**Exercise**
Look at the entries below and reproduce them exactly.

** Start **

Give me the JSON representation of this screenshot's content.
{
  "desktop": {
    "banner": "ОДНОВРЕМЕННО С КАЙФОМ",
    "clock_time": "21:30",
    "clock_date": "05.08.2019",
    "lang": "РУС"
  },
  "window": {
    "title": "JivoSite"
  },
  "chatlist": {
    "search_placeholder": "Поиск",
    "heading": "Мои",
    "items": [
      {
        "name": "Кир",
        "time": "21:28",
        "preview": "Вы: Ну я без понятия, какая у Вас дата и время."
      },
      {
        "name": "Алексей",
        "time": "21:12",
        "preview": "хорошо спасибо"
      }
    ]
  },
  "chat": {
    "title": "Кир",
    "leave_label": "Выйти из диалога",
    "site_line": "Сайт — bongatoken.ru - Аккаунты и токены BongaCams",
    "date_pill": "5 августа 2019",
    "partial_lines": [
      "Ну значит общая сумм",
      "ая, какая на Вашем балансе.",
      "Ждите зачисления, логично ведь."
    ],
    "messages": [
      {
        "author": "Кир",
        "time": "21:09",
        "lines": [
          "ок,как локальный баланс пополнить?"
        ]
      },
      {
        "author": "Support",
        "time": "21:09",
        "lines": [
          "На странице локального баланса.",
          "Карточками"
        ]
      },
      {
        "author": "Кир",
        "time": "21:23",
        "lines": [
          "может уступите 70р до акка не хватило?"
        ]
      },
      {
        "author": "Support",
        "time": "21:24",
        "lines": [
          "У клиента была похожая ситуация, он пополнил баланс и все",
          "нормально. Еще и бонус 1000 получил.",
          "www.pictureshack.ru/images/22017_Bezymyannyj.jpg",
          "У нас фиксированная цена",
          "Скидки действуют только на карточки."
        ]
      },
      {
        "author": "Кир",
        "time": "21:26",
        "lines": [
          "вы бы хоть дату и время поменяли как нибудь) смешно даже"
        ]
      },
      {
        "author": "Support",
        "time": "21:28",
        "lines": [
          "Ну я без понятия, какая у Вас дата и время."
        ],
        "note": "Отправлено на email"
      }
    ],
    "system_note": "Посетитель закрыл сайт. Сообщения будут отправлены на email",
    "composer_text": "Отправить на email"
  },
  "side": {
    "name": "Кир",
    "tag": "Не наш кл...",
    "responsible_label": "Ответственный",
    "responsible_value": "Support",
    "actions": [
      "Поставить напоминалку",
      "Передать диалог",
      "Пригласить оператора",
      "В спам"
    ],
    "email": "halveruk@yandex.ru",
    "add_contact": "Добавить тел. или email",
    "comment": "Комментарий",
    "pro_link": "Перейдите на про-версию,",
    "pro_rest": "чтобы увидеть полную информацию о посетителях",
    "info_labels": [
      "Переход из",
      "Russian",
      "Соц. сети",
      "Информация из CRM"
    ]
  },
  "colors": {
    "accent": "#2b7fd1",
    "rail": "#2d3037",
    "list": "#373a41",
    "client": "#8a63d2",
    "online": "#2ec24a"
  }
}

** End **

**Full response**
Give me the JSON representation of this screenshot's content.
{
  "desktop": {
    "banner": "ОДНОВРЕМЕННО С КАЙФОМ",
    "clock_time": "21:30",
    "clock_date": "05.08.2019",
    "lang": "РУС"
  },
  "window": {
    "title": "JivoSite"
  },
  "chatlist": {
    "search_placeholder": "Поиск",
    "heading": "Мои",
    "items": [
      {
        "name": "Кир",
        "time": "21:28",
        "preview": "Вы: Ну я без понятия, какая у Вас дата и время."
      },
      {
        "name": "Алексей",
        "time": "21:12",
        "preview": "хорошо спасибо"
      }
    ]
  },
  "chat": {
    "title": "Кир",
    "leave_label": "Выйти из диалога",
    "site_line": "Сайт — bongatoken.ru - Аккаунты и токены BongaCams",
    "date_pill": "5 августа 2019",
    "partial_lines": [
      "Ну значит общая сумм",
      "ая, какая на Вашем балансе.",
      "Ждите зачисления, логично ведь."
    ],
    "messages": [
      {
        "author": "Кир",
        "time": "21:09",
        "lines": [
          "ок,как локальный баланс пополнить?"
        ]
      },
      {
        "author": "Support",
        "time": "21:09",
        "lines": [
          "На странице локального баланса.",
          "Карточками"
        ]
      },
      {
        "author": "Кир",
        "time": "21:23",
        "lines": [
          "может уступите 70р до акка не хватило?"
        ]
      },
      {
        "author": "Support",
        "time": "21:24",
        "lines": [
          "У клиента была похожая ситуация, он пополнил баланс и все",
          "нормально. Еще и бонус 1000 получил.",
          "www.pictureshack.ru/images/22017_Bezymyannyj.jpg",
          "У нас фиксированная цена",
          "Скидки действуют только на карточки."
        ]
      },
      {
        "author": "Кир",
        "time": "21:26",
        "lines": [
          "вы бы хоть дату и время поменяли как нибудь) смешно даже"
        ]
      },
      {
        "author": "Support",
        "time": "21:28",
        "lines": [
          "Ну я без понятия, какая у Вас дата и время."
        ],
        "note": "Отправлено на email"
      }
    ],
    "system_note": "Посетитель закрыл сайт. Сообщения будут отправлены на email",
    "composer_text": "Отправить на email"
  },
  "side": {
    "name": "Кир",
    "tag": "Не наш кл...",
    "responsible_label": "Ответственный",
    "responsible_value": "Support",
    "actions": [
      "Поставить напоминалку",
      "Передать диалог",
      "Пригласить оператора",
      "В спам"
    ],
    "email": "halveruk@yandex.ru",
    "add_contact": "Добавить тел. или email",
    "comment": "Комментарий",
    "pro_link": "Перейдите на про-версию,",
    "pro_rest": "чтобы увидеть полную информацию о посетителях",
    "info_labels": [
      "Переход из",
      "Russian",
      "Соц. сети",
      "Информация из CRM"
    ]
  },
  "colors": {
    "accent": "#2b7fd1",
    "rail": "#2d3037",
    "list": "#373a41",
    "client": "#8a63d2",
    "online": "#2ec24a"
  }
}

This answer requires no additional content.